▸ Exercise aim
Leave out the images; return the rest of the data exactly.
** Start of Dataset excerpts **
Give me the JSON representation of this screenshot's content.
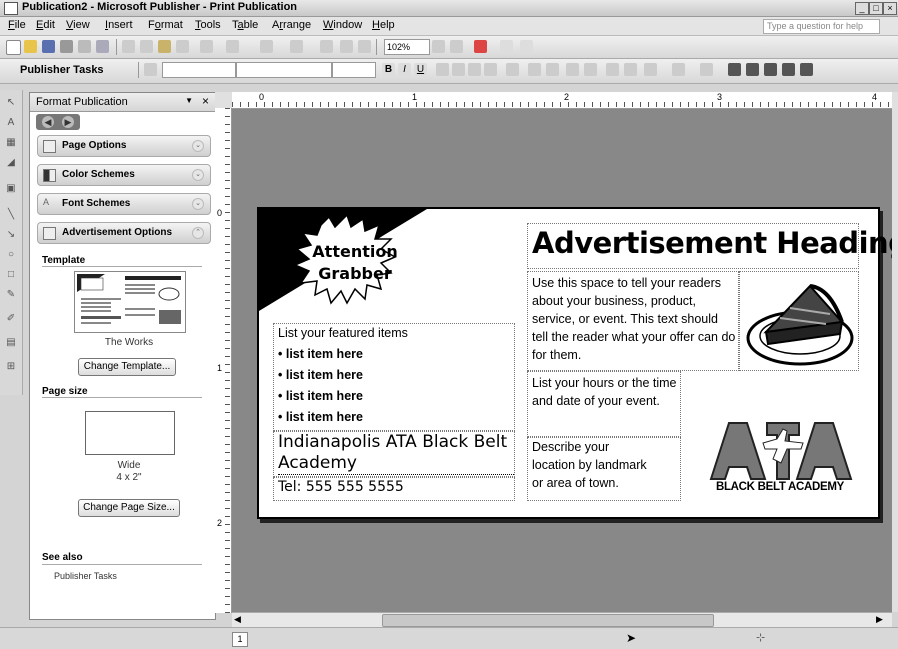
{
  "window": {
    "title": "Publication2 - Microsoft Publisher - Print Publication",
    "minimize": "_",
    "maximize": "□",
    "close": "×"
  },
  "menubar": {
    "items": [
      {
        "label": "File",
        "key": "F"
      },
      {
        "label": "Edit",
        "key": "E"
      },
      {
        "label": "View",
        "key": "V"
      },
      {
        "label": "Insert",
        "key": "I"
      },
      {
        "label": "Format",
        "key": "o"
      },
      {
        "label": "Tools",
        "key": "T"
      },
      {
        "label": "Table",
        "key": "a"
      },
      {
        "label": "Arrange",
        "key": "r"
      },
      {
        "label": "Window",
        "key": "W"
      },
      {
        "label": "Help",
        "key": "H"
      }
    ],
    "ask_placeholder": "Type a question for help"
  },
  "toolbar": {
    "zoom": "102%",
    "publisher_tasks": "Publisher Tasks"
  },
  "taskpane": {
    "title": "Format Publication",
    "sections": {
      "page_options": "Page Options",
      "color_schemes": "Color Schemes",
      "font_schemes": "Font Schemes",
      "ad_options": "Advertisement Options"
    },
    "template_label": "Template",
    "template_name": "The Works",
    "change_template": "Change Template...",
    "page_size_label": "Page size",
    "page_size_name": "Wide",
    "page_size_dims": "4 x 2\"",
    "change_page_size": "Change Page Size...",
    "see_also": "See also",
    "see_also_link": "Publisher Tasks"
  },
  "ruler": {
    "h_marks": [
      "0",
      "1",
      "2",
      "3",
      "4"
    ],
    "v_marks": [
      "0",
      "1",
      "2"
    ]
  },
  "publication": {
    "attention": "Attention\nGrabber",
    "heading": "Advertisement Heading",
    "body": "Use this space to tell your readers about your business, product, service, or event. This text should tell the reader what your offer can do for them.",
    "list_title": "List your featured items",
    "list_items": [
      "• list item here",
      "• list item here",
      "• list item here",
      "• list item here"
    ],
    "org_name": "Indianapolis ATA Black Belt Academy",
    "phone": "Tel: 555 555 5555",
    "hours": "List your hours or the time and date of your event.",
    "location": "Describe your location by landmark or area of town.",
    "logo_letters": "ATA",
    "logo_caption": "BLACK BELT ACADEMY"
  },
  "statusbar": {
    "page_number": "1"
  },
  "colors": {
    "page_border": "#000000",
    "workspace": "#888888",
    "logo_gray": "#777777",
    "logo_dark": "#222222"
  }
}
** End of Dataset excerpts **
▸ Answer in full
Give me the JSON representation of this screenshot's content.
{
  "window": {
    "title": "Publication2 - Microsoft Publisher - Print Publication",
    "minimize": "_",
    "maximize": "□",
    "close": "×"
  },
  "menubar": {
    "items": [
      {
        "label": "File",
        "key": "F"
      },
      {
        "label": "Edit",
        "key": "E"
      },
      {
        "label": "View",
        "key": "V"
      },
      {
        "label": "Insert",
        "key": "I"
      },
      {
        "label": "Format",
        "key": "o"
      },
      {
        "label": "Tools",
        "key": "T"
      },
      {
        "label": "Table",
        "key": "a"
      },
      {
        "label": "Arrange",
        "key": "r"
      },
      {
        "label": "Window",
        "key": "W"
      },
      {
        "label": "Help",
        "key": "H"
      }
    ],
    "ask_placeholder": "Type a question for help"
  },
  "toolbar": {
    "zoom": "102%",
    "publisher_tasks": "Publisher Tasks"
  },
  "taskpane": {
    "title": "Format Publication",
    "sections": {
      "page_options": "Page Options",
      "color_schemes": "Color Schemes",
      "font_schemes": "Font Schemes",
      "ad_options": "Advertisement Options"
    },
    "template_label": "Template",
    "template_name": "The Works",
    "change_template": "Change Template...",
    "page_size_label": "Page size",
    "page_size_name": "Wide",
    "page_size_dims": "4 x 2\"",
    "change_page_size": "Change Page Size...",
    "see_also": "See also",
    "see_also_link": "Publisher Tasks"
  },
  "ruler": {
    "h_marks": [
      "0",
      "1",
      "2",
      "3",
      "4"
    ],
    "v_marks": [
      "0",
      "1",
      "2"
    ]
  },
  "publication": {
    "attention": "Attention\nGrabber",
    "heading": "Advertisement Heading",
    "body": "Use this space to tell your readers about your business, product, service, or event. This text should tell the reader what your offer can do for them.",
    "list_title": "List your featured items",
    "list_items": [
      "• list item here",
      "• list item here",
      "• list item here",
      "• list item here"
    ],
    "org_name": "Indianapolis ATA Black Belt Academy",
    "phone": "Tel: 555 555 5555",
    "hours": "List your hours or the time and date of your event.",
    "location": "Describe your location by landmark or area of town.",
    "logo_letters": "ATA",
    "logo_caption": "BLACK BELT ACADEMY"
  },
  "statusbar": {
    "page_number": "1"
  },
  "colors": {
    "page_border": "#000000",
    "workspace": "#888888",
    "logo_gray": "#777777",
    "logo_dark": "#222222"
  }
}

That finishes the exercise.